= Text provided =
•••
Care applications continue to fall

The number of care applications continues to fall, the latest statistics have revealed.

There were 1,021 care applications in June 2019 - a fall of 55 per cent from June 2018 when there were 1,076 applications made to Cafcass.

The 1,021 care applications also fell from the previous month in May 2019 when 1,157 were made.

Care applications peaked in July 2016 when 1,307 care applications were made. In 2016-17 there was an annual total of 14,599 care applications. This led to former president of the family division Sir James Munby issuing a warning that courts were “ill prepared” for the rise in care applications and there is no clear strategy in place to deal with the increasing number of court cases where children can potentially be separated from their parents following an application from local authorities.

“We are facing a crisis and, truth be told, we have no very clear strategy for meeting the crisis,” said Munby.

However, the number of care applications reduced in 2017-18 to 14,221 and again in 2018-19 to 13,559 in total annually.
•••
= Tasks to perform =
(1) According to the report on care applications, what led Sir James Munby to warn that courts were "ill prepared"? Answer in one to three sentences.
(2) Write the next part of the report on care applications, starting after its final sentence.
The records that come next have no connection to the report on care applications.
•••
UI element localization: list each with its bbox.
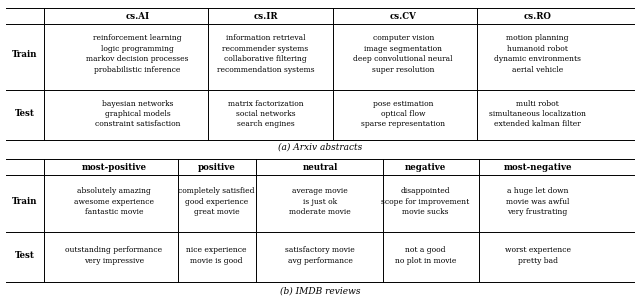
Text: computer vision
image segmentation
deep convolutional neural
super resolution: computer vision image segmentation deep … bbox=[353, 34, 453, 74]
Text: absolutely amazing
awesome experience
fantastic movie: absolutely amazing awesome experience fa… bbox=[74, 187, 154, 216]
Text: information retrieval
recommender systems
collaborative filtering
recommendation: information retrieval recommender system… bbox=[217, 34, 314, 74]
Text: cs.RO: cs.RO bbox=[524, 12, 552, 21]
Text: most-positive: most-positive bbox=[81, 164, 147, 172]
Text: disappointed
scope for improvement
movie sucks: disappointed scope for improvement movie… bbox=[381, 187, 470, 216]
Text: pose estimation
optical flow
sparse representation: pose estimation optical flow sparse repr… bbox=[361, 100, 445, 128]
Text: Train: Train bbox=[12, 50, 37, 58]
Text: not a good
no plot in movie: not a good no plot in movie bbox=[395, 246, 456, 265]
Text: (a) Arxiv abstracts: (a) Arxiv abstracts bbox=[278, 142, 362, 152]
Text: reinforcement learning
logic programming
markov decision processes
probabilistic: reinforcement learning logic programming… bbox=[86, 34, 189, 74]
Text: average movie
is just ok
moderate movie: average movie is just ok moderate movie bbox=[289, 187, 351, 216]
Text: Test: Test bbox=[14, 110, 35, 118]
Text: matrix factorization
social networks
search engines: matrix factorization social networks sea… bbox=[228, 100, 303, 128]
Text: Train: Train bbox=[12, 197, 37, 206]
Text: a huge let down
movie was awful
very frustrating: a huge let down movie was awful very fru… bbox=[506, 187, 570, 216]
Text: nice experience
movie is good: nice experience movie is good bbox=[186, 246, 246, 265]
Text: satisfactory movie
avg performance: satisfactory movie avg performance bbox=[285, 246, 355, 265]
Text: cs.AI: cs.AI bbox=[125, 12, 150, 21]
Text: cs.IR: cs.IR bbox=[253, 12, 278, 21]
Text: outstanding performance
very impressive: outstanding performance very impressive bbox=[65, 246, 163, 265]
Text: cs.CV: cs.CV bbox=[390, 12, 417, 21]
Text: motion planning
humanoid robot
dynamic environments
aerial vehicle: motion planning humanoid robot dynamic e… bbox=[494, 34, 581, 74]
Text: bayesian networks
graphical models
constraint satisfaction: bayesian networks graphical models const… bbox=[95, 100, 180, 128]
Text: completely satisfied
good experience
great movie: completely satisfied good experience gre… bbox=[178, 187, 255, 216]
Text: multi robot
simultaneous localization
extended kalman filter: multi robot simultaneous localization ex… bbox=[489, 100, 586, 128]
Text: Test: Test bbox=[14, 251, 35, 260]
Text: (b) IMDB reviews: (b) IMDB reviews bbox=[280, 286, 360, 296]
Text: negative: negative bbox=[405, 164, 446, 172]
Text: worst experience
pretty bad: worst experience pretty bad bbox=[504, 246, 571, 265]
Text: positive: positive bbox=[198, 164, 235, 172]
Text: neutral: neutral bbox=[302, 164, 338, 172]
Text: most-negative: most-negative bbox=[503, 164, 572, 172]
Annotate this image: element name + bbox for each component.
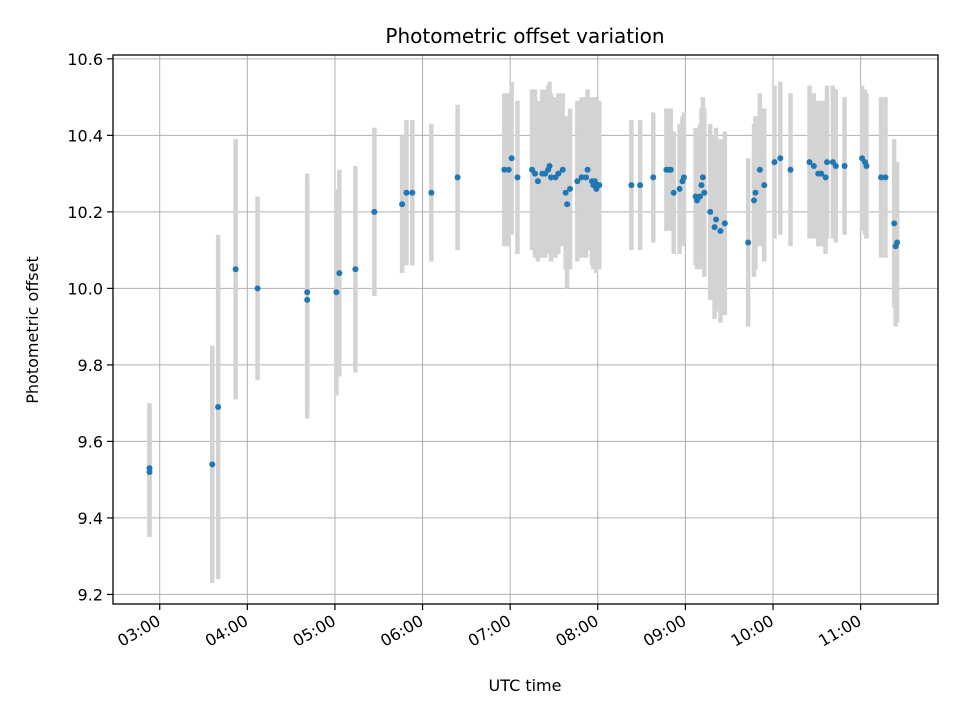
x-tick-label: 05:00: [290, 611, 339, 651]
data-point: [761, 182, 768, 189]
y-tick-label: 10.2: [67, 203, 103, 222]
x-tick-label: 11:00: [815, 611, 864, 651]
x-axis-ticks: 03:00 04:00 05:00 06:00 07:00 08:00 09:00 10:00…: [114, 604, 865, 651]
data-point: [304, 289, 311, 296]
data-point: [584, 166, 591, 173]
data-point: [699, 174, 706, 181]
data-point: [806, 159, 813, 166]
data-point: [717, 227, 724, 234]
data-point: [696, 193, 703, 200]
data-point: [628, 182, 635, 189]
y-axis-label: Photometric offset: [23, 256, 42, 404]
data-point: [505, 166, 512, 173]
data-point: [304, 296, 311, 303]
data-point: [670, 189, 677, 196]
data-point: [637, 182, 644, 189]
data-point: [564, 201, 571, 208]
data-point: [667, 166, 674, 173]
data-point: [409, 189, 416, 196]
data-point: [680, 174, 687, 181]
data-point: [756, 166, 763, 173]
data-point: [546, 162, 553, 169]
data-point: [818, 170, 825, 177]
data-point: [428, 189, 435, 196]
data-point: [336, 270, 343, 277]
data-point: [501, 166, 508, 173]
data-point: [701, 189, 708, 196]
data-point: [399, 201, 406, 208]
data-point: [676, 185, 683, 192]
data-point: [787, 166, 794, 173]
y-tick-label: 9.6: [78, 432, 103, 451]
data-point: [454, 174, 461, 181]
data-point: [254, 285, 261, 292]
data-point: [711, 224, 718, 231]
x-tick-label: 06:00: [377, 611, 426, 651]
y-tick-label: 10.0: [67, 279, 103, 298]
data-point: [882, 174, 889, 181]
x-tick-label: 08:00: [552, 611, 601, 651]
x-tick-label: 10:00: [728, 611, 777, 651]
data-point: [777, 155, 784, 162]
data-points: [146, 155, 901, 476]
x-tick-label: 03:00: [114, 611, 163, 651]
data-point: [352, 266, 359, 273]
data-point: [891, 220, 898, 227]
data-point: [751, 197, 758, 204]
error-bars: [147, 81, 900, 583]
data-point: [650, 174, 657, 181]
data-point: [146, 465, 153, 472]
data-point: [574, 178, 581, 185]
data-point: [863, 162, 870, 169]
data-point: [745, 239, 752, 246]
data-point: [562, 189, 569, 196]
y-tick-label: 9.2: [78, 585, 103, 604]
data-point: [508, 155, 515, 162]
data-point: [721, 220, 728, 227]
data-point: [403, 189, 410, 196]
data-point: [559, 166, 566, 173]
data-point: [596, 182, 603, 189]
data-point: [707, 208, 714, 215]
data-point: [841, 162, 848, 169]
data-point: [209, 461, 216, 468]
data-point: [514, 174, 521, 181]
data-point: [548, 174, 555, 181]
data-point: [333, 289, 340, 296]
x-tick-label: 09:00: [640, 611, 689, 651]
data-point: [698, 182, 705, 189]
data-point: [578, 174, 585, 181]
data-point: [878, 174, 885, 181]
data-point: [567, 185, 574, 192]
data-point: [534, 178, 541, 185]
data-point: [822, 174, 829, 181]
x-tick-label: 07:00: [465, 611, 514, 651]
data-point: [215, 403, 222, 410]
data-point: [824, 159, 831, 166]
data-point: [752, 189, 759, 196]
y-tick-label: 10.4: [67, 126, 103, 145]
data-point: [713, 216, 720, 223]
x-tick-label: 04:00: [202, 611, 251, 651]
y-tick-label: 10.6: [67, 50, 103, 69]
y-tick-label: 9.4: [78, 509, 103, 528]
y-axis-ticks: 9.2 9.4 9.6 9.8 10.0 10.2 10.4 10.6: [67, 50, 113, 604]
y-tick-label: 9.8: [78, 356, 103, 375]
data-point: [555, 170, 562, 177]
data-point: [583, 174, 590, 181]
plot-frame: [112, 54, 939, 605]
data-point: [771, 159, 778, 166]
data-point: [371, 208, 378, 215]
x-axis-label: UTC time: [489, 676, 562, 695]
chart-title: Photometric offset variation: [385, 24, 664, 48]
data-point: [232, 266, 239, 273]
data-point: [531, 170, 538, 177]
data-point: [832, 162, 839, 169]
data-point: [894, 239, 901, 246]
data-point: [810, 162, 817, 169]
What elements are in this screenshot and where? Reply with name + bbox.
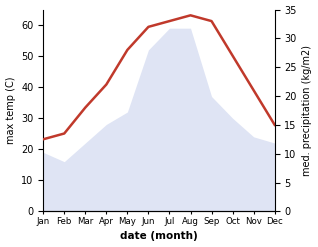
•••
= Results of the exercise =
(1) Care applications had risen to a peak of 1,307 in July 2016, with an annual total of 14,599 in 2016-17. This rise prompted Munby to warn that courts were ill prepared and had no clear strategy for the growing number of cases in which children could be separated from their parents after an application from local authorities.

(2)
In December 2018, the number fell to 982 in a month - a figure not seen since September 2015 when 985 care applications were made.

Charlotte Ramsden, Chair of the ADCS Health, Care and Additional Needs Policy Committee, said: “These statistics show that local authorities continue to take action to safeguard and protect children and young people in their local areas, despite facing a 50% reduction in our budgets since 2010 and significantly increased demand for our services.

"The cases that make it into court are, by definition, in the highest levels of evidential need and it is important that local authorities respond effectively in these situations, although the actual quality of intervention cannot be judged by the data. It is too early to tell whether we will see a reduction in the annual statistics for 2019/20, or not.

"What these statistics don’t show is the cases where local authorities are working intensively with children and families to safely prevent care proceedings and children being taken into care in the first place. There is lots of good practice by local authorities in this space including a re-focussing of resources into edge of care services and this is evidenced in the increasing proportion of authorities with good or outstanding Ofsted judgements as well as possibly by the national reduction in care cases shown here.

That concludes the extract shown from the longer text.